STATED EXERCISE: Scan the data below and report how many lines include the word "barcos". Nothing else is wanted.

___ MATERIAL FOR THIS EXERCISE ___

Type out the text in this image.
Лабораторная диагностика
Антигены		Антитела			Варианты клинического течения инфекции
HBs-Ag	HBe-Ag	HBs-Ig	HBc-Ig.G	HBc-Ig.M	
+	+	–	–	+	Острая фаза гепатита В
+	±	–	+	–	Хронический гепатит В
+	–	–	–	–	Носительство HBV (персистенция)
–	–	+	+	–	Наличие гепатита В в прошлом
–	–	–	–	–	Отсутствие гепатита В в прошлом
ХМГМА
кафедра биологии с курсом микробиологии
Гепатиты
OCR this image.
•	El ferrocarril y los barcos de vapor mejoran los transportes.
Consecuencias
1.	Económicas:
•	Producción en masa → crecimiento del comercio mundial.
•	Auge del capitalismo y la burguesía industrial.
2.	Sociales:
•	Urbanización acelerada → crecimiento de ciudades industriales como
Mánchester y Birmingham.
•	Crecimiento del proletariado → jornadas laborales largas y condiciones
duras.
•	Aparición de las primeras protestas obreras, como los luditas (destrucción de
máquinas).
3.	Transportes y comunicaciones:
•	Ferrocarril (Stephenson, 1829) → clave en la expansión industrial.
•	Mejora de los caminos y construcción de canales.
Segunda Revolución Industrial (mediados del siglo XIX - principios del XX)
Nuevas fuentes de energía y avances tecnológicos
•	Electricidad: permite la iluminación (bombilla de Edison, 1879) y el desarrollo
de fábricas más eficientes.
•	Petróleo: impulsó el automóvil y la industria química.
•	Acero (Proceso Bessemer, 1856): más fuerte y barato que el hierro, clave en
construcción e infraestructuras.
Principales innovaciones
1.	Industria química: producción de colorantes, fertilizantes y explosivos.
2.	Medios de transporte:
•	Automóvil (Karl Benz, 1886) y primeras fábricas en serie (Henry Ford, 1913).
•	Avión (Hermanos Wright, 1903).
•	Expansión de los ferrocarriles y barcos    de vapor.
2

___
___ MATERIAL FOR THIS EXERCISE ___

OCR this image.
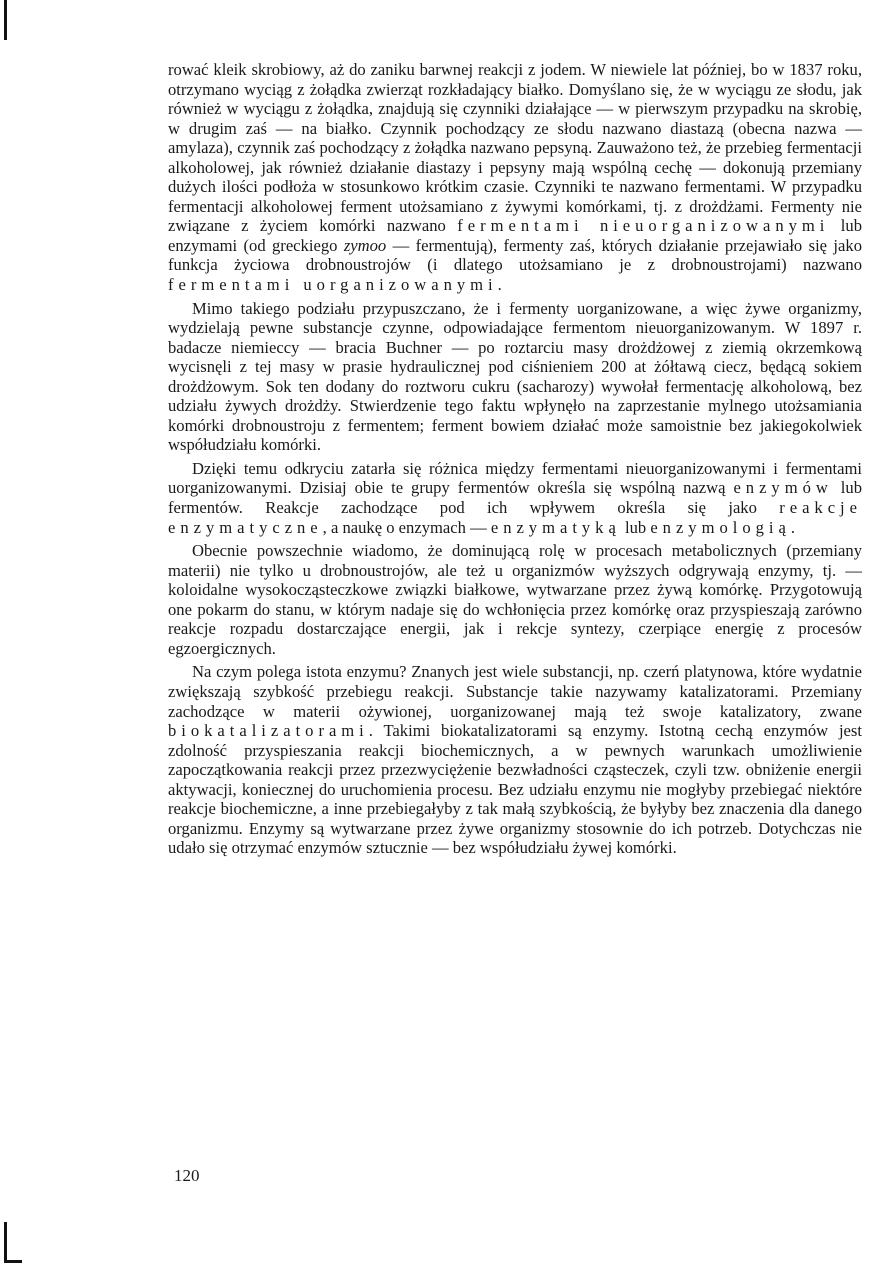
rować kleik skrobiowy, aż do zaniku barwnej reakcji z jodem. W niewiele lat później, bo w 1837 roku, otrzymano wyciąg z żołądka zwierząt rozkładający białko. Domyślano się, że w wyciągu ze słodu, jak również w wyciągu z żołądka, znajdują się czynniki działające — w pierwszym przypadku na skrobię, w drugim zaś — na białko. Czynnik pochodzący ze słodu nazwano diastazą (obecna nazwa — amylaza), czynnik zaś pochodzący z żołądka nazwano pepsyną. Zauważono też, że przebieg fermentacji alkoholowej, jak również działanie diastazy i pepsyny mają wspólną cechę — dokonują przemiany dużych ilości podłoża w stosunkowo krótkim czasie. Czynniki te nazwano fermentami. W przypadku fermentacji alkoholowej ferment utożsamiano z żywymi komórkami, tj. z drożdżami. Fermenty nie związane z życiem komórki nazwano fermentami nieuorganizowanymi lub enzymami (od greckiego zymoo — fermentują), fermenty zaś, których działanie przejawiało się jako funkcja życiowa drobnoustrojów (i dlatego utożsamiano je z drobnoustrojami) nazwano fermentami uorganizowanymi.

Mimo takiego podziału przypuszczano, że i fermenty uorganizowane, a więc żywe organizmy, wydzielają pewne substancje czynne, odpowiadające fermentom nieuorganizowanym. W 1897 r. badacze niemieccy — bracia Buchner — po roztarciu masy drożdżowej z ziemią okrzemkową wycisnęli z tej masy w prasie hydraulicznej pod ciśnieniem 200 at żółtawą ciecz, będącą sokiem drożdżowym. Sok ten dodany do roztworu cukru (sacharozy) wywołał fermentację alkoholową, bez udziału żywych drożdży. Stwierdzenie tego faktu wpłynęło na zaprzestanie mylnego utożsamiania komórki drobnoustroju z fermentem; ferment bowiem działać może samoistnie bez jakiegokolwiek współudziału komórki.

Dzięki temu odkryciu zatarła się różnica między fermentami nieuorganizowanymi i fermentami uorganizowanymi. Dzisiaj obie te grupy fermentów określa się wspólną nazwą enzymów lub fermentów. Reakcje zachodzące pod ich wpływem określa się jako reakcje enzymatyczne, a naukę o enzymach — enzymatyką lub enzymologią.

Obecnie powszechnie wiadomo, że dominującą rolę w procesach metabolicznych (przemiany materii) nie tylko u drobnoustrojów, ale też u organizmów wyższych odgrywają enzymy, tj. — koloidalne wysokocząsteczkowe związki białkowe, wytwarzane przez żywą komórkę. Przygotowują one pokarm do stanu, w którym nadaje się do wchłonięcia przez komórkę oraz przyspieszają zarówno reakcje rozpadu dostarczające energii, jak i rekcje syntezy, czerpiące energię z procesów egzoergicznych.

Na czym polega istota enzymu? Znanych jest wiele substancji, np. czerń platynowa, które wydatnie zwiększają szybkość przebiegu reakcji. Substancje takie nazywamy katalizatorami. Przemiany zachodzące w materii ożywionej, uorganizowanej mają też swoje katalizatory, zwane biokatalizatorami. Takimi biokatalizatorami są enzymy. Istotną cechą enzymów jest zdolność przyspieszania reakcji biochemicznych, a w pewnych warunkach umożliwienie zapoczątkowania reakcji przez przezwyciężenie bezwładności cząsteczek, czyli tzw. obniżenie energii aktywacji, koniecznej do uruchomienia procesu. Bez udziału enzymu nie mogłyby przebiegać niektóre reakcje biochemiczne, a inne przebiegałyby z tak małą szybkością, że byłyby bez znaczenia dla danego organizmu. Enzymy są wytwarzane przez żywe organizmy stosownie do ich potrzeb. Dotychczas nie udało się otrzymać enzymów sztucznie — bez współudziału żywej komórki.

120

___

EXERCISE ANSWER: 2